- [SET TASK A] In the listing, switch "direct hiring" to "expedited hiring" and give the lines again, all else unchanged, running from the first line through the line holding "subsection-e-label: (e) bbox=[556, 1112, 594, 1142]", inclusive.

- [TEXT EXTRACT]
::::

Sorry Tyler but I have to argue your comment that submissions without
exact numbers are useless. That would be like saying your opinion isn't
valid because you didn't spell-check your email and get it perfectly
correct. It's silly to think that either of those would be true. If the
data was so detrimental to the health of the database I suspect EBird
wouldn't allow 'x' submissions. While I agree exact numbers are vastly
more valuable I can't imagine telling someone that their effort is
useless if they don't have an exact count. It comes across negatively
and is one more discouragement to keeping people interested in birding,
and when I'm in a room full of local birders and am almost always the
youngest person (I'm 34!) we should be encouraging anyone with an
interest in our hobby (although I agree with you much more if this has
become someone's new post-retirement "career"). Most of my lists do not
have exact numbers, they are kept with the hundreds and hundreds of
school kids visiting the farm each year who are introduced to birds on
our hikes. I neither have the time for exact counts nor would the kids
stay interested. While I'd love the keep them out for 4 hours counting
birds it's not realistic, but them being able to visit EBird and see
that their work was useful to the scientific community far outweighs the
lack of exact numbers. When I'm retired I'll have time to keep exact
numbers, until then I'll ask for a little slack and do what I can.

::::

- [DATA TO USE]
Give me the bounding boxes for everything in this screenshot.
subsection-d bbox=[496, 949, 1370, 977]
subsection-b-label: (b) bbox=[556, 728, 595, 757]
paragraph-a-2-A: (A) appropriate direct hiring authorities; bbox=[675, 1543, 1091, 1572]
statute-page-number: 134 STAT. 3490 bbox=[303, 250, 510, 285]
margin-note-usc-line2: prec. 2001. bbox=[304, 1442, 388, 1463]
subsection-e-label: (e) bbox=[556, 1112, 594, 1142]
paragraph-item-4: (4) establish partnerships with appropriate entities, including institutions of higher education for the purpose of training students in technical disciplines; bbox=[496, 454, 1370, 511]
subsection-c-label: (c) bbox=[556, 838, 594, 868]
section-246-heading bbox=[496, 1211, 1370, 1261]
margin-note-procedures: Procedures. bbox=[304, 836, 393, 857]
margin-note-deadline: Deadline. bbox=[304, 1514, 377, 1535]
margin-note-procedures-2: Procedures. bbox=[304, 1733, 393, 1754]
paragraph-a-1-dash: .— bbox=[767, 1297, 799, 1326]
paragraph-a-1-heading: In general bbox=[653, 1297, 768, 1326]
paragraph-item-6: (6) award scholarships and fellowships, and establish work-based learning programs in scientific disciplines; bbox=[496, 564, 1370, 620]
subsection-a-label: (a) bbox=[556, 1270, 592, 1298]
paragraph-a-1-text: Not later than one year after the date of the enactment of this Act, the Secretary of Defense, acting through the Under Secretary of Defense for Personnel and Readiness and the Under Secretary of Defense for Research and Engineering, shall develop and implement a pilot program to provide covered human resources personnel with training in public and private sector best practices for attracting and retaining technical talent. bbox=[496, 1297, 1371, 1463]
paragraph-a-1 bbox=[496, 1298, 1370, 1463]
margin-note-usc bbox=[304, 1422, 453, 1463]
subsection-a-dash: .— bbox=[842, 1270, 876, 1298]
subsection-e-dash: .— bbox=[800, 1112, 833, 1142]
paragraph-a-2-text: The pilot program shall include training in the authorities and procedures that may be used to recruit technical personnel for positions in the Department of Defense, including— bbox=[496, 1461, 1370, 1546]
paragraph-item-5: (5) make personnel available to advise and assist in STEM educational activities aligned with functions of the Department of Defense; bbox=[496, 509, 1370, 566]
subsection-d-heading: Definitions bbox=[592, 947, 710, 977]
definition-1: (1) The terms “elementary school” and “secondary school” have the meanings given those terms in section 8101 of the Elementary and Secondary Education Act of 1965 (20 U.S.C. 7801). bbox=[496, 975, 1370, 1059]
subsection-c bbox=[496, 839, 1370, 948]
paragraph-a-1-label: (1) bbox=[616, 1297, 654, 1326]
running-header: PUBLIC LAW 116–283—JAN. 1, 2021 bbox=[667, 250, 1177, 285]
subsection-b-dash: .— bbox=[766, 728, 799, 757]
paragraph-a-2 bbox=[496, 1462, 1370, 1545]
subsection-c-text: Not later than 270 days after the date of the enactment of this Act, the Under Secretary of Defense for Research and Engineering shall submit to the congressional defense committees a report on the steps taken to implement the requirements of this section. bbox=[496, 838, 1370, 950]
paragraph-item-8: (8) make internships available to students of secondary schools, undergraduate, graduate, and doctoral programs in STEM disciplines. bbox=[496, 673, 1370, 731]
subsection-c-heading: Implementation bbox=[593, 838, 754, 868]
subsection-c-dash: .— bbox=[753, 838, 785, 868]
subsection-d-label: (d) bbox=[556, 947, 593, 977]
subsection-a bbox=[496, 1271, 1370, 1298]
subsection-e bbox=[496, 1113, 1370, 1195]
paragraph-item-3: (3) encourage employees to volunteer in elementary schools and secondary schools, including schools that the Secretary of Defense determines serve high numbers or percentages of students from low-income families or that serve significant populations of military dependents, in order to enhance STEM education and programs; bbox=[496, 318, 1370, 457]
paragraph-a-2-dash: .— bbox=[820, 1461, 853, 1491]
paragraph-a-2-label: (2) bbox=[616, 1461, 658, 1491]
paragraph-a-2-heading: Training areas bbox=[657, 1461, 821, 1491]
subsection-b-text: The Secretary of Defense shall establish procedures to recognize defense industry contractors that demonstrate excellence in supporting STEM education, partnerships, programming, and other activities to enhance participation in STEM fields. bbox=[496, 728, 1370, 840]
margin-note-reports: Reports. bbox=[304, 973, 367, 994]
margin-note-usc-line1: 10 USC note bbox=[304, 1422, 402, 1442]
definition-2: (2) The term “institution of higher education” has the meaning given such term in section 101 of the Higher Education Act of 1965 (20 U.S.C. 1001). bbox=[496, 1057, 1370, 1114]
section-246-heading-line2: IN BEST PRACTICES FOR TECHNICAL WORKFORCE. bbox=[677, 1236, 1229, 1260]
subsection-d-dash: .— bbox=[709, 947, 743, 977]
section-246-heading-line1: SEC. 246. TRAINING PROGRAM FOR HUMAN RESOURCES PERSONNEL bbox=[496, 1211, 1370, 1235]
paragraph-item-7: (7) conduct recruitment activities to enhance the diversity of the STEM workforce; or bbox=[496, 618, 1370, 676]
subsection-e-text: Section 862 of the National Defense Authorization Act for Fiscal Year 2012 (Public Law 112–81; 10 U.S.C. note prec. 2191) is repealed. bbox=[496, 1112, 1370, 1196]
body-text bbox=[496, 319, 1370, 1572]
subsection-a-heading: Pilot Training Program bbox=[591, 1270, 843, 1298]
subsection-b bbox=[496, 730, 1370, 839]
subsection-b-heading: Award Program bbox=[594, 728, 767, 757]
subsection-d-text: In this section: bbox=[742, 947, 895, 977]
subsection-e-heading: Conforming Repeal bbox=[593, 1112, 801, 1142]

::::

- [SET TASK B] Set down the whole comment on exact bird counts again, word for word.

- [PROBLEM SOLUTION A]
Give me the bounding boxes for everything in this screenshot.
subsection-d bbox=[496, 949, 1370, 977]
subsection-b-label: (b) bbox=[556, 728, 595, 757]
paragraph-a-2-A: (A) appropriate expedited hiring authorities; bbox=[675, 1543, 1091, 1572]
statute-page-number: 134 STAT. 3490 bbox=[303, 250, 510, 285]
margin-note-usc-line2: prec. 2001. bbox=[304, 1442, 388, 1463]
subsection-e-label: (e) bbox=[556, 1112, 594, 1142]

- [PROBLEM SOLUTION B]
Sorry Tyler but I have to argue your comment that submissions without
exact numbers are useless. That would be like saying your opinion isn't
valid because you didn't spell-check your email and get it perfectly
correct. It's silly to think that either of those would be true. If the
data was so detrimental to the health of the database I suspect EBird
wouldn't allow 'x' submissions. While I agree exact numbers are vastly
more valuable I can't imagine telling someone that their effort is
useless if they don't have an exact count. It comes across negatively
and is one more discouragement to keeping people interested in birding,
and when I'm in a room full of local birders and am almost always the
youngest person (I'm 34!) we should be encouraging anyone with an
interest in our hobby (although I agree with you much more if this has
become someone's new post-retirement "career"). Most of my lists do not
have exact numbers, they are kept with the hundreds and hundreds of
school kids visiting the farm each year who are introduced to birds on
our hikes. I neither have the time for exact counts nor would the kids
stay interested. While I'd love the keep them out for 4 hours counting
birds it's not realistic, but them being able to visit EBird and see
that their work was useful to the scientific community far outweighs the
lack of exact numbers. When I'm retired I'll have time to keep exact
numbers, until then I'll ask for a little slack and do what I can.